Stated goal: Skip every image and restate the data word for word.

======== Dataset entries

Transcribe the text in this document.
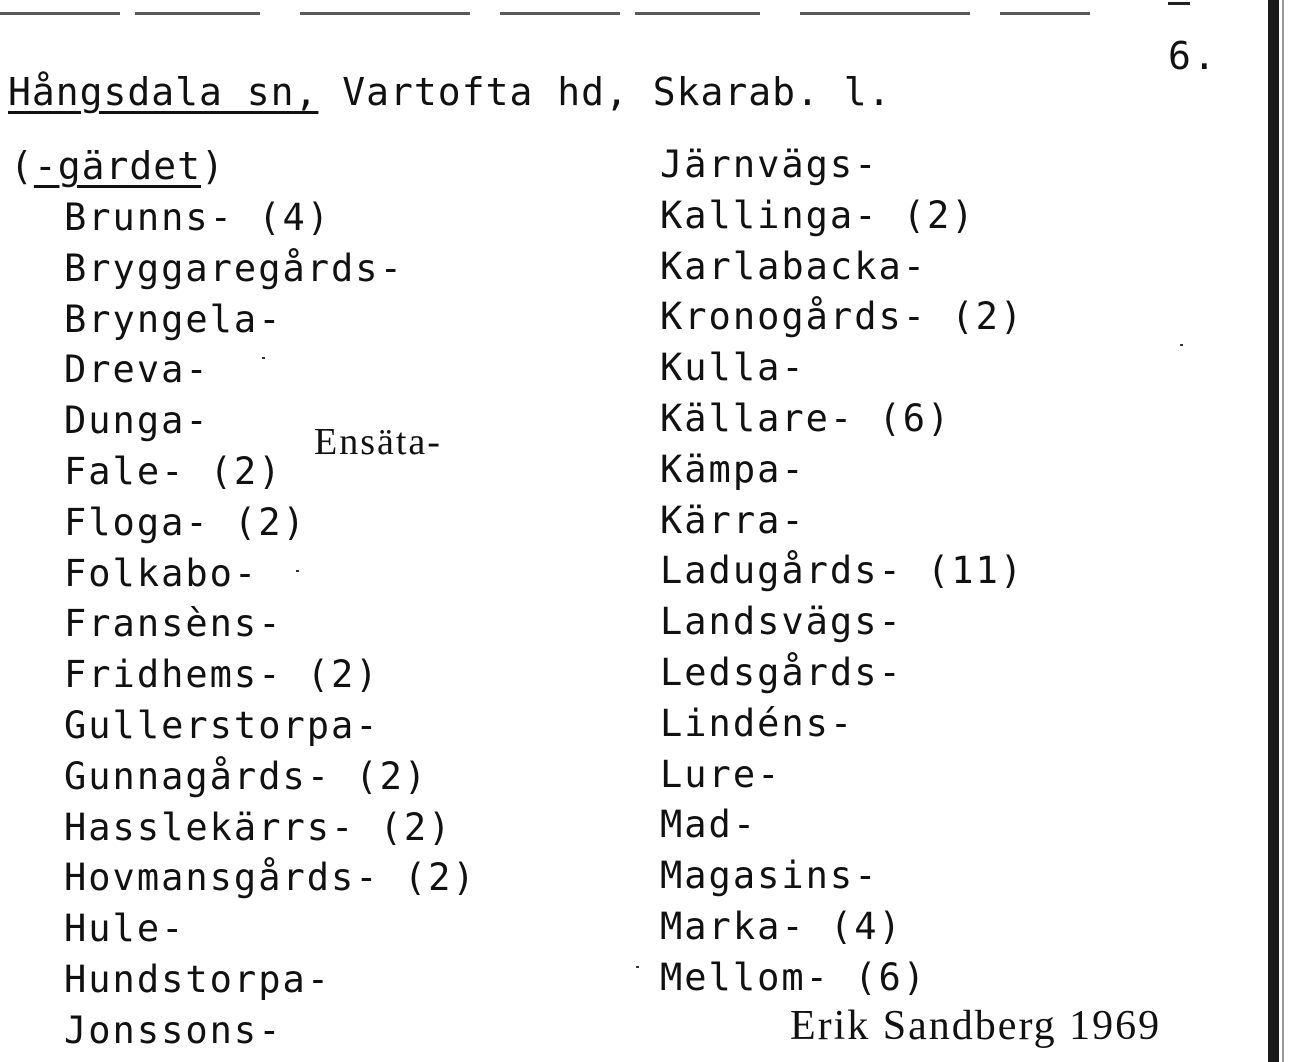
6.
Hångsdala sn, Vartofta hd, Skarab. l.
(-gärdet)
Brunns- (4)
Bryggaregårds-
Bryngela-
Dreva-
Dunga-
Fale- (2)
Floga- (2)
Folkabo-
Fransèns-
Fridhems- (2)
Gullerstorpa-
Gunnagårds- (2)
Hasslekärrs- (2)
Hovmansgårds- (2)
Hule-
Hundstorpa-
Jonssons-
Ensäta-
Järnvägs-
Kallinga- (2)
Karlabacka-
Kronogårds- (2)
Kulla-
Källare- (6)
Kämpa-
Kärra-
Ladugårds- (11)
Landsvägs-
Ledsgårds-
Lindéns-
Lure-
Mad-
Magasins-
Marka- (4)
Mellom- (6)
Erik Sandberg 1969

================

Full answer:
Transcribe the text in this document.
6.
Hångsdala sn, Vartofta hd, Skarab. l.
(-gärdet)
Brunns- (4)
Bryggaregårds-
Bryngela-
Dreva-
Dunga-
Fale- (2)
Floga- (2)
Folkabo-
Fransèns-
Fridhems- (2)
Gullerstorpa-
Gunnagårds- (2)
Hasslekärrs- (2)
Hovmansgårds- (2)
Hule-
Hundstorpa-
Jonssons-
Ensäta-
Järnvägs-
Kallinga- (2)
Karlabacka-
Kronogårds- (2)
Kulla-
Källare- (6)
Kämpa-
Kärra-
Ladugårds- (11)
Landsvägs-
Ledsgårds-
Lindéns-
Lure-
Mad-
Magasins-
Marka- (4)
Mellom- (6)
Erik Sandberg 1969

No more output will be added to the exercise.